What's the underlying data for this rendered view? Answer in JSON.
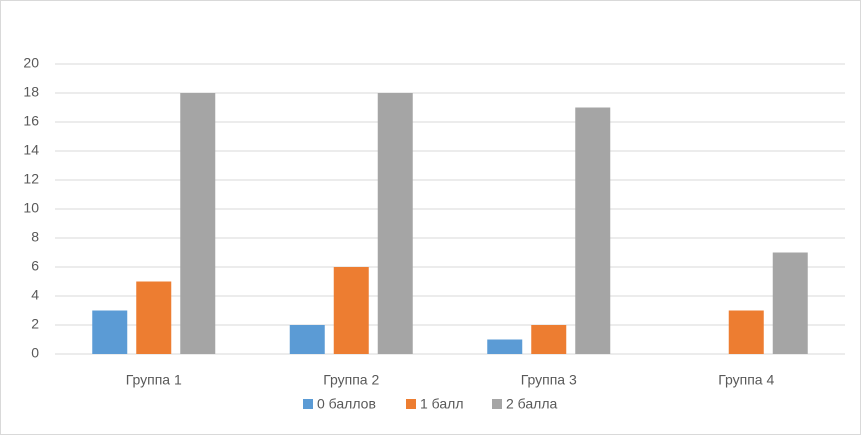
{
  "chart_data": {
    "type": "bar",
    "categories": [
      "Группа 1",
      "Группа 2",
      "Группа 3",
      "Группа 4"
    ],
    "series": [
      {
        "name": "0 баллов",
        "color": "#5b9bd5",
        "values": [
          3,
          2,
          1,
          0
        ]
      },
      {
        "name": "1 балл",
        "color": "#ed7d31",
        "values": [
          5,
          6,
          2,
          3
        ]
      },
      {
        "name": "2 балла",
        "color": "#a5a5a5",
        "values": [
          18,
          18,
          17,
          7
        ]
      }
    ],
    "ylim": [
      0,
      20
    ],
    "yticks": [
      0,
      2,
      4,
      6,
      8,
      10,
      12,
      14,
      16,
      18,
      20
    ],
    "grid": true,
    "legend": "bottom"
  }
}
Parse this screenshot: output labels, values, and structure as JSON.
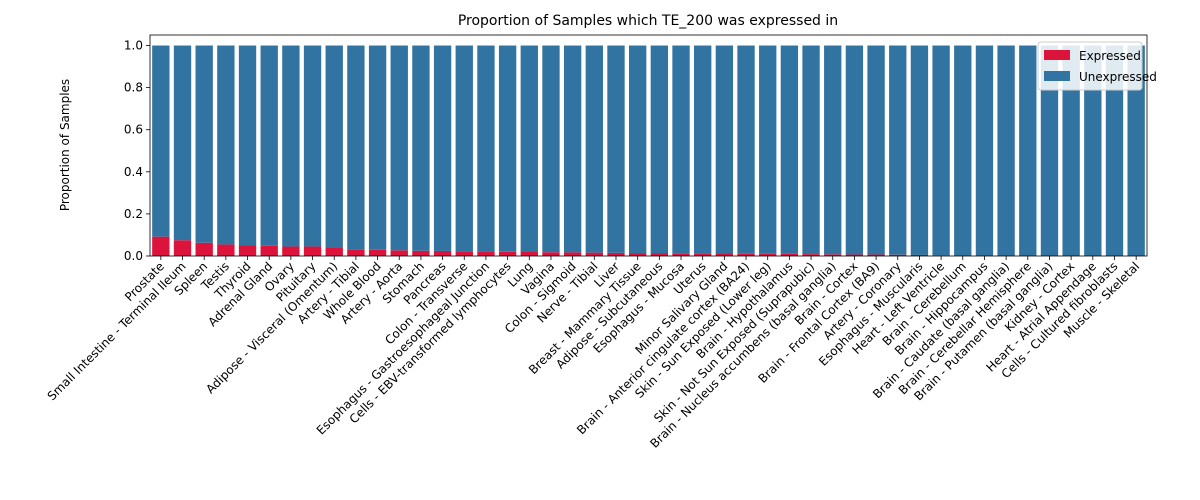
{
  "chart_data": {
    "type": "bar",
    "stacked": true,
    "title": "Proportion of Samples which TE_200 was expressed in",
    "xlabel": "",
    "ylabel": "Proportion of Samples",
    "ylim": [
      0,
      1.05
    ],
    "yticks": [
      "0.0",
      "0.2",
      "0.4",
      "0.6",
      "0.8",
      "1.0"
    ],
    "grid": false,
    "legend_position": "top-right",
    "categories": [
      "Prostate",
      "Small Intestine - Terminal Ileum",
      "Spleen",
      "Testis",
      "Thyroid",
      "Adrenal Gland",
      "Ovary",
      "Pituitary",
      "Adipose - Visceral (Omentum)",
      "Artery - Tibial",
      "Whole Blood",
      "Artery - Aorta",
      "Stomach",
      "Pancreas",
      "Colon - Transverse",
      "Esophagus - Gastroesophageal Junction",
      "Cells - EBV-transformed lymphocytes",
      "Lung",
      "Vagina",
      "Colon - Sigmoid",
      "Nerve - Tibial",
      "Liver",
      "Breast - Mammary Tissue",
      "Adipose - Subcutaneous",
      "Esophagus - Mucosa",
      "Uterus",
      "Minor Salivary Gland",
      "Brain - Anterior cingulate cortex (BA24)",
      "Skin - Sun Exposed (Lower leg)",
      "Brain - Hypothalamus",
      "Skin - Not Sun Exposed (Suprapubic)",
      "Brain - Nucleus accumbens (basal ganglia)",
      "Brain - Cortex",
      "Brain - Frontal Cortex (BA9)",
      "Artery - Coronary",
      "Esophagus - Muscularis",
      "Heart - Left Ventricle",
      "Brain - Cerebellum",
      "Brain - Hippocampus",
      "Brain - Caudate (basal ganglia)",
      "Brain - Cerebellar Hemisphere",
      "Brain - Putamen (basal ganglia)",
      "Kidney - Cortex",
      "Heart - Atrial Appendage",
      "Cells - Cultured fibroblasts",
      "Muscle - Skeletal"
    ],
    "series": [
      {
        "name": "Expressed",
        "color": "#dc143c",
        "values": [
          0.092,
          0.075,
          0.063,
          0.055,
          0.05,
          0.048,
          0.045,
          0.045,
          0.038,
          0.032,
          0.03,
          0.027,
          0.025,
          0.024,
          0.023,
          0.022,
          0.02,
          0.019,
          0.018,
          0.017,
          0.016,
          0.015,
          0.014,
          0.014,
          0.013,
          0.013,
          0.012,
          0.011,
          0.011,
          0.01,
          0.009,
          0.008,
          0.007,
          0.007,
          0.006,
          0.005,
          0.004,
          0.0,
          0.0,
          0.0,
          0.0,
          0.0,
          0.0,
          0.0,
          0.0,
          0.0
        ]
      },
      {
        "name": "Unexpressed",
        "color": "#3274a1",
        "values": [
          0.908,
          0.925,
          0.937,
          0.945,
          0.95,
          0.952,
          0.955,
          0.955,
          0.962,
          0.968,
          0.97,
          0.973,
          0.975,
          0.976,
          0.977,
          0.978,
          0.98,
          0.981,
          0.982,
          0.983,
          0.984,
          0.985,
          0.986,
          0.986,
          0.987,
          0.987,
          0.988,
          0.989,
          0.989,
          0.99,
          0.991,
          0.992,
          0.993,
          0.993,
          0.994,
          0.995,
          0.996,
          1.0,
          1.0,
          1.0,
          1.0,
          1.0,
          1.0,
          1.0,
          1.0,
          1.0
        ]
      }
    ]
  }
}
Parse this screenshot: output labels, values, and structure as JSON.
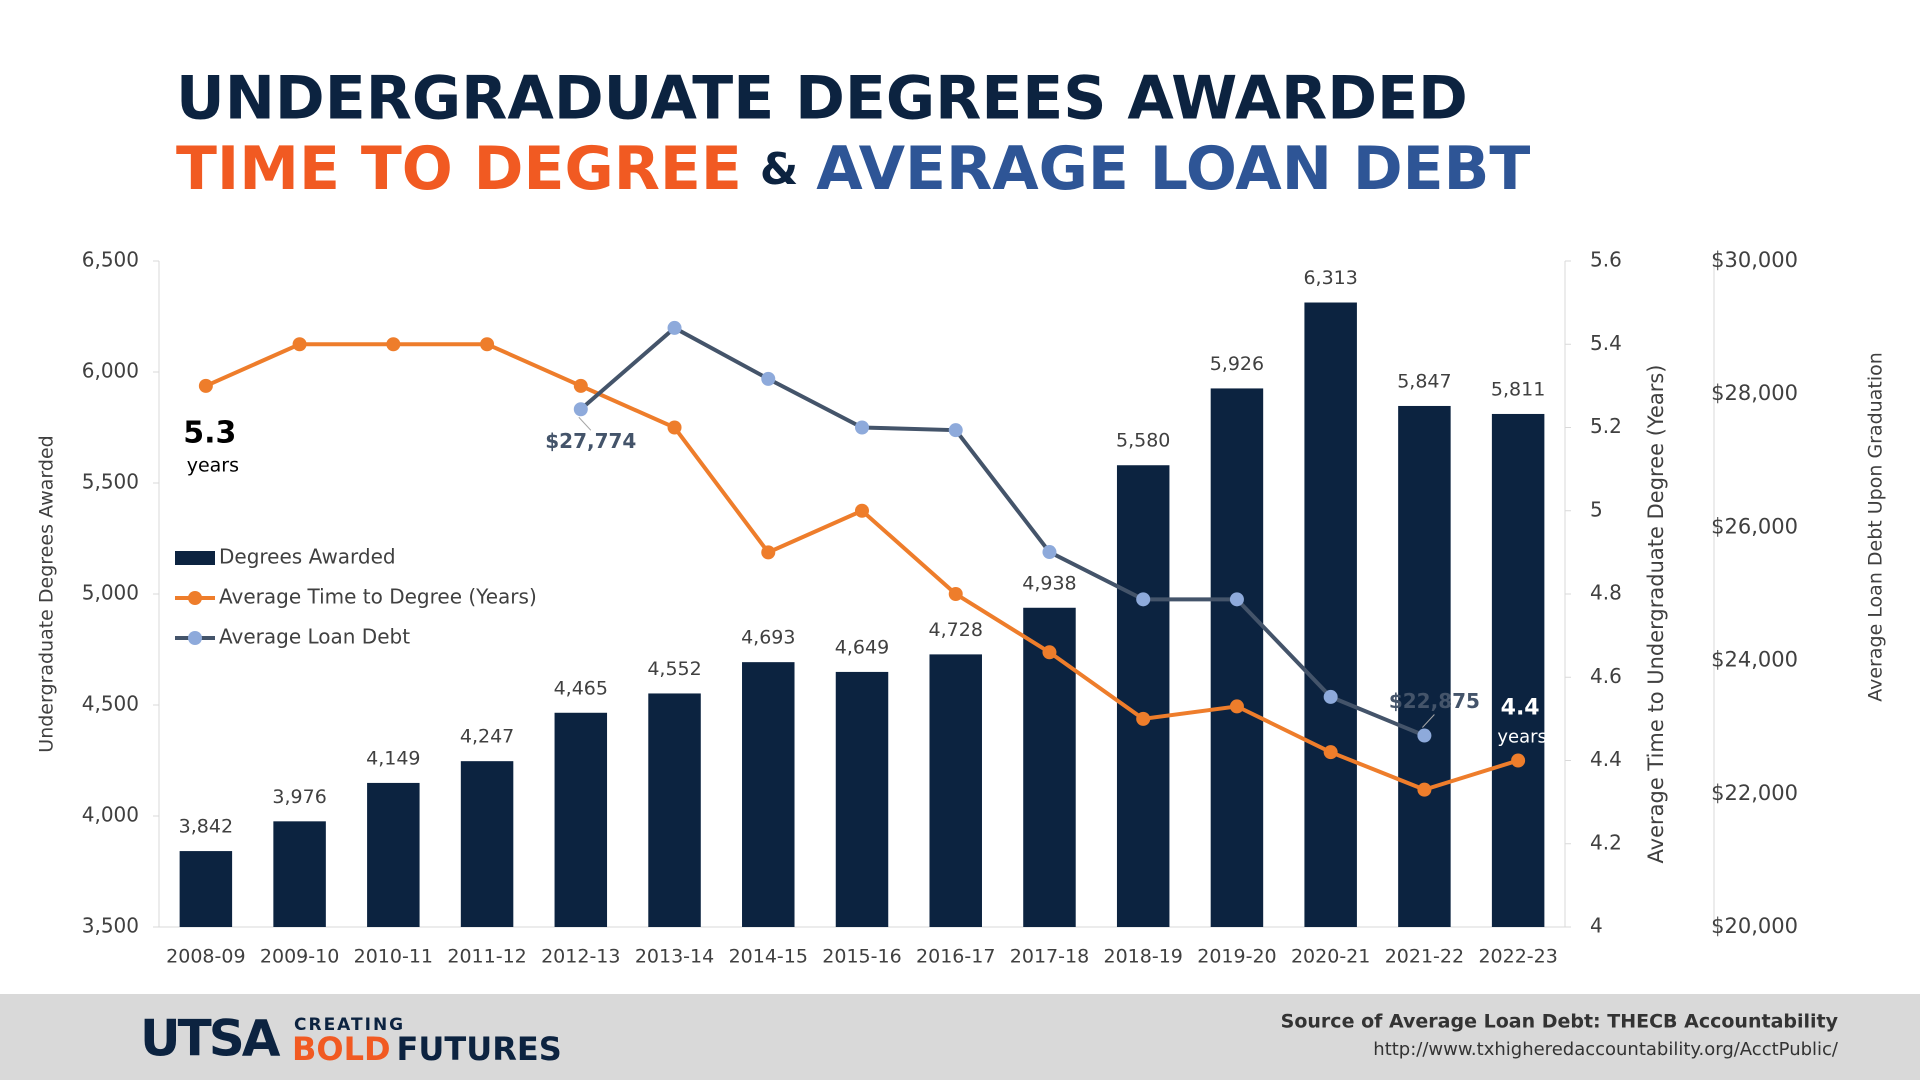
{
  "chart_data": {
    "type": "bar",
    "title": "UNDERGRADUATE DEGREES AWARDED",
    "subtitle": {
      "part1": "TIME TO DEGREE",
      "joiner": "&",
      "part2": "AVERAGE LOAN DEBT"
    },
    "categories": [
      "2008-09",
      "2009-10",
      "2010-11",
      "2011-12",
      "2012-13",
      "2013-14",
      "2014-15",
      "2015-16",
      "2016-17",
      "2017-18",
      "2018-19",
      "2019-20",
      "2020-21",
      "2021-22",
      "2022-23"
    ],
    "series": [
      {
        "name": "Degrees Awarded",
        "type": "bar",
        "color": "#0c2340",
        "values": [
          3842,
          3976,
          4149,
          4247,
          4465,
          4552,
          4693,
          4649,
          4728,
          4938,
          5580,
          5926,
          6313,
          5847,
          5811
        ],
        "value_labels": [
          "3,842",
          "3,976",
          "4,149",
          "4,247",
          "4,465",
          "4,552",
          "4,693",
          "4,649",
          "4,728",
          "4,938",
          "5,580",
          "5,926",
          "6,313",
          "5,847",
          "5,811"
        ]
      },
      {
        "name": "Average Time to Degree (Years)",
        "type": "line",
        "axis": "y2",
        "color": "#ee7d2b",
        "point_note": "years",
        "values": [
          5.3,
          5.4,
          5.4,
          5.4,
          5.3,
          5.2,
          4.9,
          5.0,
          4.8,
          4.66,
          4.5,
          4.53,
          4.42,
          4.33,
          4.4
        ]
      },
      {
        "name": "Average Loan Debt",
        "type": "line",
        "axis": "y3",
        "color": "#44546a",
        "marker_color": "#8eaadb",
        "values": [
          null,
          null,
          null,
          null,
          27774,
          28995,
          28230,
          27500,
          27460,
          25630,
          24920,
          24920,
          23455,
          22875,
          null
        ],
        "value_labels": [
          null,
          null,
          null,
          null,
          "$27,774",
          null,
          null,
          null,
          null,
          null,
          null,
          null,
          null,
          "$22,875",
          null
        ]
      }
    ],
    "ylabel": "Undergraduate Degrees Awarded",
    "y2label": "Average Time to Undergraduate Degree (Years)",
    "y3label": "Average Loan Debt Upon Graduation",
    "ylim": [
      3500,
      6500
    ],
    "yticks": [
      {
        "value": 3500,
        "label": "3,500"
      },
      {
        "value": 4000,
        "label": "4,000"
      },
      {
        "value": 4500,
        "label": "4,500"
      },
      {
        "value": 5000,
        "label": "5,000"
      },
      {
        "value": 5500,
        "label": "5,500"
      },
      {
        "value": 6000,
        "label": "6,000"
      },
      {
        "value": 6500,
        "label": "6,500"
      }
    ],
    "y2lim": [
      4,
      5.6
    ],
    "y2ticks": [
      4,
      4.2,
      4.4,
      4.6,
      4.8,
      5,
      5.2,
      5.4,
      5.6
    ],
    "y3lim": [
      20000,
      30000
    ],
    "y3ticks": [
      {
        "value": 20000,
        "label": "$20,000"
      },
      {
        "value": 22000,
        "label": "$22,000"
      },
      {
        "value": 24000,
        "label": "$24,000"
      },
      {
        "value": 26000,
        "label": "$26,000"
      },
      {
        "value": 28000,
        "label": "$28,000"
      },
      {
        "value": 30000,
        "label": "$30,000"
      }
    ],
    "footer": {
      "logo": "UTSA",
      "tagline1": "CREATING",
      "tagline2a": "BOLD",
      "tagline2b": "FUTURES",
      "source": "Source of Average Loan Debt: THECB Accountability",
      "url": "http://www.txhigheredaccountability.org/AcctPublic/"
    }
  }
}
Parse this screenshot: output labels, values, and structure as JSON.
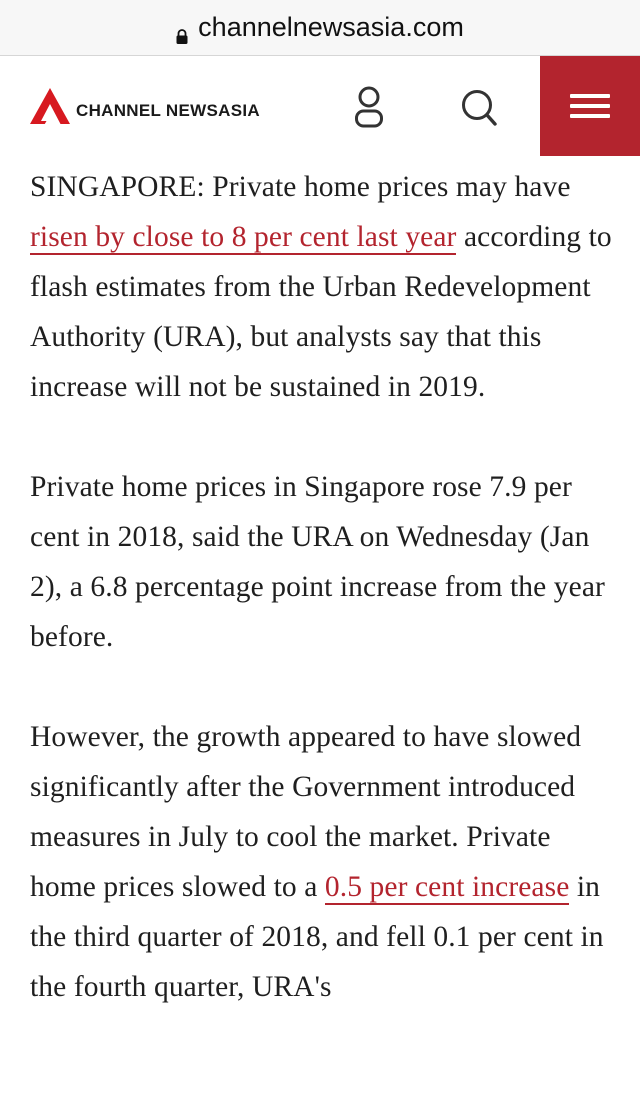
{
  "browser": {
    "url": "channelnewsasia.com"
  },
  "header": {
    "logo_text": "CHANNEL NEWSASIA",
    "brand_color": "#b3242e"
  },
  "article": {
    "p1": {
      "before": "SINGAPORE: Private home prices may have ",
      "link": "risen by close to 8 per cent last year",
      "after": " according to flash estimates from the Urban Redevelopment Authority (URA), but analysts say that this increase will not be sustained in 2019."
    },
    "p2": "Private home prices in Singapore rose 7.9 per cent in 2018, said the URA on Wednesday (Jan 2), a 6.8 percentage point increase from the year before.",
    "p3": {
      "before": "However, the growth appeared to have slowed significantly after the Government introduced measures in July to cool the market. Private home prices slowed to a ",
      "link": "0.5 per cent increase",
      "after": " in the third quarter of 2018, and fell 0.1 per cent in the fourth quarter, URA's"
    }
  }
}
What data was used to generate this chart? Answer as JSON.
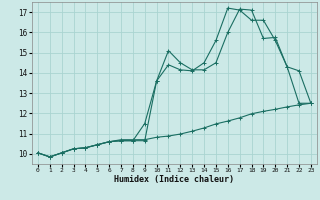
{
  "bg_color": "#cce9e7",
  "grid_color": "#aad4d1",
  "line_color": "#1a6e62",
  "xlabel": "Humidex (Indice chaleur)",
  "xlim": [
    -0.5,
    23.5
  ],
  "ylim": [
    9.5,
    17.5
  ],
  "yticks": [
    10,
    11,
    12,
    13,
    14,
    15,
    16,
    17
  ],
  "xticks": [
    0,
    1,
    2,
    3,
    4,
    5,
    6,
    7,
    8,
    9,
    10,
    11,
    12,
    13,
    14,
    15,
    16,
    17,
    18,
    19,
    20,
    21,
    22,
    23
  ],
  "line1_x": [
    0,
    1,
    2,
    3,
    4,
    5,
    6,
    7,
    8,
    9,
    10,
    11,
    12,
    13,
    14,
    15,
    16,
    17,
    18,
    19,
    20,
    21,
    22,
    23
  ],
  "line1_y": [
    10.05,
    9.85,
    10.05,
    10.25,
    10.3,
    10.45,
    10.6,
    10.65,
    10.65,
    11.5,
    13.6,
    15.1,
    14.5,
    14.15,
    14.15,
    14.5,
    16.0,
    17.15,
    17.1,
    15.7,
    15.75,
    14.3,
    14.1,
    12.5
  ],
  "line2_x": [
    0,
    1,
    2,
    3,
    4,
    5,
    6,
    7,
    8,
    9,
    10,
    11,
    12,
    13,
    14,
    15,
    16,
    17,
    18,
    19,
    20,
    21,
    22,
    23
  ],
  "line2_y": [
    10.05,
    9.85,
    10.05,
    10.25,
    10.3,
    10.45,
    10.6,
    10.65,
    10.65,
    10.65,
    13.6,
    14.4,
    14.15,
    14.1,
    14.5,
    15.6,
    17.2,
    17.1,
    16.6,
    16.6,
    15.6,
    14.3,
    12.5,
    12.5
  ],
  "line3_x": [
    0,
    1,
    2,
    3,
    4,
    5,
    6,
    7,
    8,
    9,
    10,
    11,
    12,
    13,
    14,
    15,
    16,
    17,
    18,
    19,
    20,
    21,
    22,
    23
  ],
  "line3_y": [
    10.05,
    9.85,
    10.05,
    10.25,
    10.3,
    10.45,
    10.6,
    10.7,
    10.7,
    10.7,
    10.82,
    10.88,
    10.98,
    11.12,
    11.28,
    11.48,
    11.62,
    11.78,
    11.98,
    12.1,
    12.2,
    12.32,
    12.42,
    12.5
  ]
}
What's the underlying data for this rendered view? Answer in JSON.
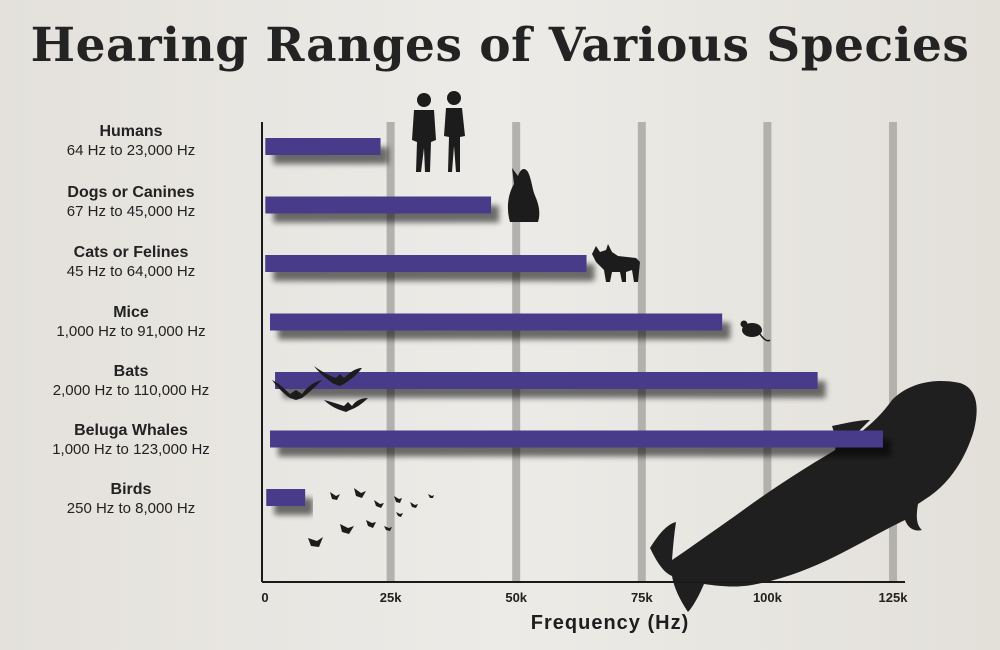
{
  "title": "Hearing Ranges of Various Species",
  "chart_data": {
    "type": "bar",
    "orientation": "horizontal",
    "title": "Hearing Ranges of Various Species",
    "xlabel": "Frequency (Hz)",
    "ylabel": "",
    "xlim": [
      0,
      125000
    ],
    "grid": true,
    "ticks": [
      {
        "value": 0,
        "label": "0"
      },
      {
        "value": 25000,
        "label": "25k"
      },
      {
        "value": 50000,
        "label": "50k"
      },
      {
        "value": 75000,
        "label": "75k"
      },
      {
        "value": 100000,
        "label": "100k"
      },
      {
        "value": 125000,
        "label": "125k"
      }
    ],
    "bar_color": "#463a8a",
    "categories": [
      "Humans",
      "Dogs or Canines",
      "Cats or Felines",
      "Mice",
      "Bats",
      "Beluga Whales",
      "Birds"
    ],
    "series": [
      {
        "values": [
          {
            "low": 64,
            "high": 23000
          },
          {
            "low": 67,
            "high": 45000
          },
          {
            "low": 45,
            "high": 64000
          },
          {
            "low": 1000,
            "high": 91000
          },
          {
            "low": 2000,
            "high": 110000
          },
          {
            "low": 1000,
            "high": 123000
          },
          {
            "low": 250,
            "high": 8000
          }
        ]
      }
    ],
    "range_labels": [
      "64 Hz to 23,000 Hz",
      "67 Hz to 45,000 Hz",
      "45 Hz to 64,000 Hz",
      "1,000 Hz to 91,000 Hz",
      "2,000 Hz to 110,000 Hz",
      "1,000 Hz to 123,000 Hz",
      "250 Hz to 8,000 Hz"
    ],
    "illustrations": [
      "human-couple-icon",
      "howling-wolf-icon",
      "lynx-icon",
      "mouse-icon",
      "bats-icon",
      "beluga-whale-icon",
      "birds-icon"
    ]
  }
}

- _PROBLEM TO WORK ON_
Track down every line with the word "link" and copy it.

- _FINISHED TASK_
      "link": "risen by close to 8 per cent last year",
      "link": "0.5 per cent increase",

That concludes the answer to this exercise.